(Stored records)
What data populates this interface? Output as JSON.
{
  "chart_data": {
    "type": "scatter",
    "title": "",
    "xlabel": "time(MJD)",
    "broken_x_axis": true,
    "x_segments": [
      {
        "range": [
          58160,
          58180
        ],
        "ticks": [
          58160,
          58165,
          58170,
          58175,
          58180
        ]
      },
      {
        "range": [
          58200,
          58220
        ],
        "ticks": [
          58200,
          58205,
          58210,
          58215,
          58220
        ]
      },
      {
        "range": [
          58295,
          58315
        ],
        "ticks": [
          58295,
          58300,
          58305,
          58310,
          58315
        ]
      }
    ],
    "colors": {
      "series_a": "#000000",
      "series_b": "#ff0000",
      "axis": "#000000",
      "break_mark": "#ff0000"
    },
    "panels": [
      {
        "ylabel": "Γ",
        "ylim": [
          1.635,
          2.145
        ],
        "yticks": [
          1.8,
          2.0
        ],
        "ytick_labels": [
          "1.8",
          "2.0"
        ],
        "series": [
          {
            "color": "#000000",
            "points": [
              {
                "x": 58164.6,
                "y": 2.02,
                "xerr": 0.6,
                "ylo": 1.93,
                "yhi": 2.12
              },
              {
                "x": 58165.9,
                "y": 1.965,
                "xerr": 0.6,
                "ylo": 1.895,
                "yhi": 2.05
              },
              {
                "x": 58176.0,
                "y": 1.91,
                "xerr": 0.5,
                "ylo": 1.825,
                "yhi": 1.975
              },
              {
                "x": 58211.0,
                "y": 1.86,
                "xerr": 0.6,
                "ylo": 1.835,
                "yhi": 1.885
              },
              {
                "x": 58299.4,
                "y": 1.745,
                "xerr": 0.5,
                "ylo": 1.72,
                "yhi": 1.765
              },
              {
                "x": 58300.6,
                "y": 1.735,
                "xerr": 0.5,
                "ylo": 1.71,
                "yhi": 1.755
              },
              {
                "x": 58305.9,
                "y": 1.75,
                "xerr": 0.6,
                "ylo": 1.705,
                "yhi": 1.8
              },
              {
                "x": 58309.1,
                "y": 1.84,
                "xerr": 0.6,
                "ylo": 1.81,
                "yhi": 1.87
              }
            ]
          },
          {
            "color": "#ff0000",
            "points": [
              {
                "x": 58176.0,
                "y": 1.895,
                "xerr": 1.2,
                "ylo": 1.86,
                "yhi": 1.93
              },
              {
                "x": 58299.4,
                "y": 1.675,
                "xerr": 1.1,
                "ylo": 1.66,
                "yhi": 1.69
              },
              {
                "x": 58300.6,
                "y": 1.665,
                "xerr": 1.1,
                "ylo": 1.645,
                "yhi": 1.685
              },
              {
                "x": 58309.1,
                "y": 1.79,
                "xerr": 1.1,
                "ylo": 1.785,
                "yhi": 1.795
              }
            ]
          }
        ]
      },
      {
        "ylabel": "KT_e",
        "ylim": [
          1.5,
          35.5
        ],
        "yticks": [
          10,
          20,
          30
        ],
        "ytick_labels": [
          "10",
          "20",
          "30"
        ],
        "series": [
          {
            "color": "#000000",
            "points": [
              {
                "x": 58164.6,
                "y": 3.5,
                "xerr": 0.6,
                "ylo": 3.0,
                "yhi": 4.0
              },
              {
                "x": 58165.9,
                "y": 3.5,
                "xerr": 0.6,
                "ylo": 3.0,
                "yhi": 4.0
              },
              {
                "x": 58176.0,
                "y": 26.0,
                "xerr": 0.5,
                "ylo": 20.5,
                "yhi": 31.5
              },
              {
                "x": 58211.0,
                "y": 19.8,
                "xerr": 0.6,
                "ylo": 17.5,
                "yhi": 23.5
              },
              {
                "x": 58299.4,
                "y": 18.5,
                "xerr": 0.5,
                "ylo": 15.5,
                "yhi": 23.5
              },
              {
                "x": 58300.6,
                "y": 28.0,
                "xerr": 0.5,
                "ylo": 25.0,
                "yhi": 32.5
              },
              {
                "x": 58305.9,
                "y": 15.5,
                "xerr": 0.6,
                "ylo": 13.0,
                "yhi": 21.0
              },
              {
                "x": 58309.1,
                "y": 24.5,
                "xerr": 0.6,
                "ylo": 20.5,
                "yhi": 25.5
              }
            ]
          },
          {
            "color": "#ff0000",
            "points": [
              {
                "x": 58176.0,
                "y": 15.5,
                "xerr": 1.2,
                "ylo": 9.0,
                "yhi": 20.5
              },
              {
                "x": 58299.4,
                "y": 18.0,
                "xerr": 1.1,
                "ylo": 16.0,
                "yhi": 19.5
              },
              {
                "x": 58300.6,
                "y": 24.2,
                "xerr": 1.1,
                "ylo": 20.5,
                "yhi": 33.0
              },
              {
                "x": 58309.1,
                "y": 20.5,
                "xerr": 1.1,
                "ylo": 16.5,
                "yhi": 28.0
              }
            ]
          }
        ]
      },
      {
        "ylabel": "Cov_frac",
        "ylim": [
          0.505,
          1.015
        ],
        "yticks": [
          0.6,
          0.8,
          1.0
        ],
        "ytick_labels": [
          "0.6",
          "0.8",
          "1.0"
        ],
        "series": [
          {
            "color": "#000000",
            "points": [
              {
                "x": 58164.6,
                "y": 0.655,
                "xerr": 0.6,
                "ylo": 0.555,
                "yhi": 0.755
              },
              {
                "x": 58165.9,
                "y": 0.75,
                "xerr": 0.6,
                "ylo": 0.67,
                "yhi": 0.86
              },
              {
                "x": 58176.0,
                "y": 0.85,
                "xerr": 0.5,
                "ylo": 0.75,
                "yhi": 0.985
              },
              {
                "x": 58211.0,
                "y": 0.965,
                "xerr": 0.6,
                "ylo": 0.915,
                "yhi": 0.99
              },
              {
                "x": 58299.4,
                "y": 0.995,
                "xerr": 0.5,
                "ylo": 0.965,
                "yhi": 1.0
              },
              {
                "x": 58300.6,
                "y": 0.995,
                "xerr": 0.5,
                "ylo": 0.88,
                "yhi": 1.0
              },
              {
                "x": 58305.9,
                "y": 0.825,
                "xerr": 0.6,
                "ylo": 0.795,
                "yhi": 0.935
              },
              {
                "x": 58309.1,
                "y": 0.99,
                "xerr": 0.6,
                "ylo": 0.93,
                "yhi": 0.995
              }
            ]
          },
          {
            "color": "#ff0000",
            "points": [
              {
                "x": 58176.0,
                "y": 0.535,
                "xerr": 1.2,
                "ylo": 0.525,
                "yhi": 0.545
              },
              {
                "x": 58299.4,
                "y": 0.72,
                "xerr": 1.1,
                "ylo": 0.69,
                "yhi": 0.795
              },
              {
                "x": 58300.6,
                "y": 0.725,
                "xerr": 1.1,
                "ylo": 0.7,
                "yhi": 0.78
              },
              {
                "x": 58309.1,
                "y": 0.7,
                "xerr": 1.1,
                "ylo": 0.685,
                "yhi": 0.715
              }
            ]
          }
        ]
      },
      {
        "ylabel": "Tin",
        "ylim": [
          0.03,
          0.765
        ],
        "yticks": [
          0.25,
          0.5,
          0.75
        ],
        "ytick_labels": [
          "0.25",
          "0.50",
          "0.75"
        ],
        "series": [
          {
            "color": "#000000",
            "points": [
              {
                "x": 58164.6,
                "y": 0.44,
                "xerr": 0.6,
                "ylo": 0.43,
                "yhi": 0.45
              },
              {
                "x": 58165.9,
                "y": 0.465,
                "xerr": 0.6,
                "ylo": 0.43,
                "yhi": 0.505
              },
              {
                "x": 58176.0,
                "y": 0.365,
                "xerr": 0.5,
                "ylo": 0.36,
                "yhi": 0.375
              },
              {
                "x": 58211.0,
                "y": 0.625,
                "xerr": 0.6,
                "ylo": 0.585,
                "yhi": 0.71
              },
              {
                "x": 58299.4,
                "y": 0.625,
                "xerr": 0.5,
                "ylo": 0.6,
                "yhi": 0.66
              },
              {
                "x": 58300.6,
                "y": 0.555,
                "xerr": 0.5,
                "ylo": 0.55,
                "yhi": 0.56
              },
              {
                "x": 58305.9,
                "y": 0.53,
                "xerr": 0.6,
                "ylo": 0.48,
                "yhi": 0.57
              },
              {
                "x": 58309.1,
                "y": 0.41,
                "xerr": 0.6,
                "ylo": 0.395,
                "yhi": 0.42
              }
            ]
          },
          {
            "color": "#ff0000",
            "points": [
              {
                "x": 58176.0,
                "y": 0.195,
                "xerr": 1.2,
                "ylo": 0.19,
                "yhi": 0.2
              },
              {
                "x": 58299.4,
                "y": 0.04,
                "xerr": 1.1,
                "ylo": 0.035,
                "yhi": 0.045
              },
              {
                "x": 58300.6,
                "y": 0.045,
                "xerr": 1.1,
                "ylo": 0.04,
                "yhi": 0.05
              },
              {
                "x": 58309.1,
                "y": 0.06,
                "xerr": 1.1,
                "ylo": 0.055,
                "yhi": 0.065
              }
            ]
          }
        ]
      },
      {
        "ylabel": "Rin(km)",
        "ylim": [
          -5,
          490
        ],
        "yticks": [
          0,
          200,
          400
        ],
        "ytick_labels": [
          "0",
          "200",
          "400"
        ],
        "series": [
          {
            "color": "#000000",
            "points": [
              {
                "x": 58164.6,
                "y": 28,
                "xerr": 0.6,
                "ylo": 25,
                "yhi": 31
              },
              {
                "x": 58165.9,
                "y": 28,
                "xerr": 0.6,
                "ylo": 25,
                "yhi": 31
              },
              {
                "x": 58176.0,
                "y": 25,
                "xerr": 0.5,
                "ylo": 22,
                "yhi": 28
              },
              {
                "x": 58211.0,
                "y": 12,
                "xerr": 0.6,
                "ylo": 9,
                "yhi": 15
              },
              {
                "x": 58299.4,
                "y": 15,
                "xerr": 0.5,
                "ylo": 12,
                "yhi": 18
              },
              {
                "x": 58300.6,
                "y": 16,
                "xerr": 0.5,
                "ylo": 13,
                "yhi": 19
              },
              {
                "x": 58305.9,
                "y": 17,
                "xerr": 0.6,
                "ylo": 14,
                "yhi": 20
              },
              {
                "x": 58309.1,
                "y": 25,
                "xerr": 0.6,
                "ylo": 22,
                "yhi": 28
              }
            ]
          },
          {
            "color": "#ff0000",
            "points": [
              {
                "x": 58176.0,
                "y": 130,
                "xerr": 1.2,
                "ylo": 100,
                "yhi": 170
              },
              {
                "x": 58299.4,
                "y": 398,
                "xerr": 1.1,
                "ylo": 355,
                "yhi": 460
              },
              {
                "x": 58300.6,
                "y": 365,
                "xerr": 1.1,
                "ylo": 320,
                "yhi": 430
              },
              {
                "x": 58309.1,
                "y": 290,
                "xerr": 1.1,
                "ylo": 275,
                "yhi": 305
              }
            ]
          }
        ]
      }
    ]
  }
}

Description of the task
Count how many lines of the material hold the string "ylabel". Give the number and nothing more.

Reply
5